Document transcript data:
* * * * *

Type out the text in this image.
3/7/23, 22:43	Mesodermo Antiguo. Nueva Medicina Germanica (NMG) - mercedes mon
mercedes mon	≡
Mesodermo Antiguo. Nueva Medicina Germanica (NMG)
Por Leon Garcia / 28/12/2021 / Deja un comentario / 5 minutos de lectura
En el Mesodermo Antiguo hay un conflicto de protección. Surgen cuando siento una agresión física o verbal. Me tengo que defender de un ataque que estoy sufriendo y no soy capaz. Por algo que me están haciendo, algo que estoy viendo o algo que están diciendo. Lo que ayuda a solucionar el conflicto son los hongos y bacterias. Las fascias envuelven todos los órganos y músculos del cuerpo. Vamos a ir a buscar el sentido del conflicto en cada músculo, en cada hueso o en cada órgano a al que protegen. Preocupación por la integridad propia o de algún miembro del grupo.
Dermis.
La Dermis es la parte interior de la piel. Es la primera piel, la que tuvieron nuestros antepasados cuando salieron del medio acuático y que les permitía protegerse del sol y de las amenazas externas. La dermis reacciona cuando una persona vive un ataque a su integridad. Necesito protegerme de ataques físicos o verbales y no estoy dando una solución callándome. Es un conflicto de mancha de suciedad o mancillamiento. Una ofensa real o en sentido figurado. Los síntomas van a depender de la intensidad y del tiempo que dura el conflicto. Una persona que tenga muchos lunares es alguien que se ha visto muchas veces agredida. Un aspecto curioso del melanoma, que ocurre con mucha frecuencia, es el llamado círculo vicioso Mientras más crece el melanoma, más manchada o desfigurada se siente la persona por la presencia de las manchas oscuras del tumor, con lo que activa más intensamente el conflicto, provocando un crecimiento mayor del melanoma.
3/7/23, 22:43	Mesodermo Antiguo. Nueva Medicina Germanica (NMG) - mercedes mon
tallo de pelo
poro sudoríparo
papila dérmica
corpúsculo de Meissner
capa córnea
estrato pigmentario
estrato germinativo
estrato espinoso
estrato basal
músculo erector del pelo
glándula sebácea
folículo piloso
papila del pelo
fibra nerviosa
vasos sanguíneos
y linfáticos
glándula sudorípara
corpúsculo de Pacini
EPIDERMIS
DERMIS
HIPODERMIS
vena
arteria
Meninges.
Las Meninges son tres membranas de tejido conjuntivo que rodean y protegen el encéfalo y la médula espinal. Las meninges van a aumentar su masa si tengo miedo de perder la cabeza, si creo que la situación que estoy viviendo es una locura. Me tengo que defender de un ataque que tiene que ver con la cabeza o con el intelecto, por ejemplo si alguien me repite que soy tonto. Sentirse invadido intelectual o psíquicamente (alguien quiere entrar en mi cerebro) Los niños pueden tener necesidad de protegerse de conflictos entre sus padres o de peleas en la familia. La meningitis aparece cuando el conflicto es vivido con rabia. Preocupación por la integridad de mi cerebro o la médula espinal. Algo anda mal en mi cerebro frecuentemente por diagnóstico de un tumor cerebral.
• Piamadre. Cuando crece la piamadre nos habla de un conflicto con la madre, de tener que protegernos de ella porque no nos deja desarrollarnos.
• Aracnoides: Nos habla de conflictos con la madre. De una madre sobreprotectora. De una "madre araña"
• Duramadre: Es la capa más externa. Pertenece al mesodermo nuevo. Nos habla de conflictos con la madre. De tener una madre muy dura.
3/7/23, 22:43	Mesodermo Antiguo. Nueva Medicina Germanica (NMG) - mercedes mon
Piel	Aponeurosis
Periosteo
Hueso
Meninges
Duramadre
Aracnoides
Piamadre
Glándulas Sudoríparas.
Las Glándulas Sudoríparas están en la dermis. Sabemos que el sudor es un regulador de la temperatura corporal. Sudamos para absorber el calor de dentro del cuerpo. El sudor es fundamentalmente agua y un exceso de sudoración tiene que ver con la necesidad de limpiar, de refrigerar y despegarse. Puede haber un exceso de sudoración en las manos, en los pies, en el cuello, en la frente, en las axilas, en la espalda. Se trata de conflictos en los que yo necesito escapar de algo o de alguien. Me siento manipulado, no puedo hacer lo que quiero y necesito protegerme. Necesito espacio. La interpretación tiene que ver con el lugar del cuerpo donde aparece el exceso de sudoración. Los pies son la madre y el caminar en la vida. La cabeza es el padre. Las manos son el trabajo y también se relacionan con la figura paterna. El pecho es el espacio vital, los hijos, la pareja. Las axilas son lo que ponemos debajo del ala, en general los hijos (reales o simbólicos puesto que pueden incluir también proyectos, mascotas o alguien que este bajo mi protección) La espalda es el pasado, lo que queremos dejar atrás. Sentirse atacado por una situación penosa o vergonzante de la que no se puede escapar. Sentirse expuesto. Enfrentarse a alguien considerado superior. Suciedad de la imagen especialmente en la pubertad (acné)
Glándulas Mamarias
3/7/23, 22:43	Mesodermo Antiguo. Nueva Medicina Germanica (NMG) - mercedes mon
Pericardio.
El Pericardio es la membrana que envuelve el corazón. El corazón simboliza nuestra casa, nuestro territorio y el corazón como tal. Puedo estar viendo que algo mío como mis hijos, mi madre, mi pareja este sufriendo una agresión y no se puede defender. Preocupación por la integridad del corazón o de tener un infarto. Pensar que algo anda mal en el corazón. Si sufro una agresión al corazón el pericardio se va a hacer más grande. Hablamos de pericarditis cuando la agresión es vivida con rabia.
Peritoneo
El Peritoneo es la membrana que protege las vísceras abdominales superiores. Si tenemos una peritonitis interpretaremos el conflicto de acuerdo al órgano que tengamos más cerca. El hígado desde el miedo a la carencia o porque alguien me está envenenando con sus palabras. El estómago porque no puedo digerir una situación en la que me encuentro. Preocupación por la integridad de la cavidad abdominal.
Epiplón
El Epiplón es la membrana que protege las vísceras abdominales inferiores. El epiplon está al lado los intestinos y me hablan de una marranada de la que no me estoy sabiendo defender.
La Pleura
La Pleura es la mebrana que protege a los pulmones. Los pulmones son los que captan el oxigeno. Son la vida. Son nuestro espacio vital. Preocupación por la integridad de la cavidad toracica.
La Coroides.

* * * * *

Copy each line above where "pelo" appears.

tallo de pelo
músculo erector del pelo
papila del pelo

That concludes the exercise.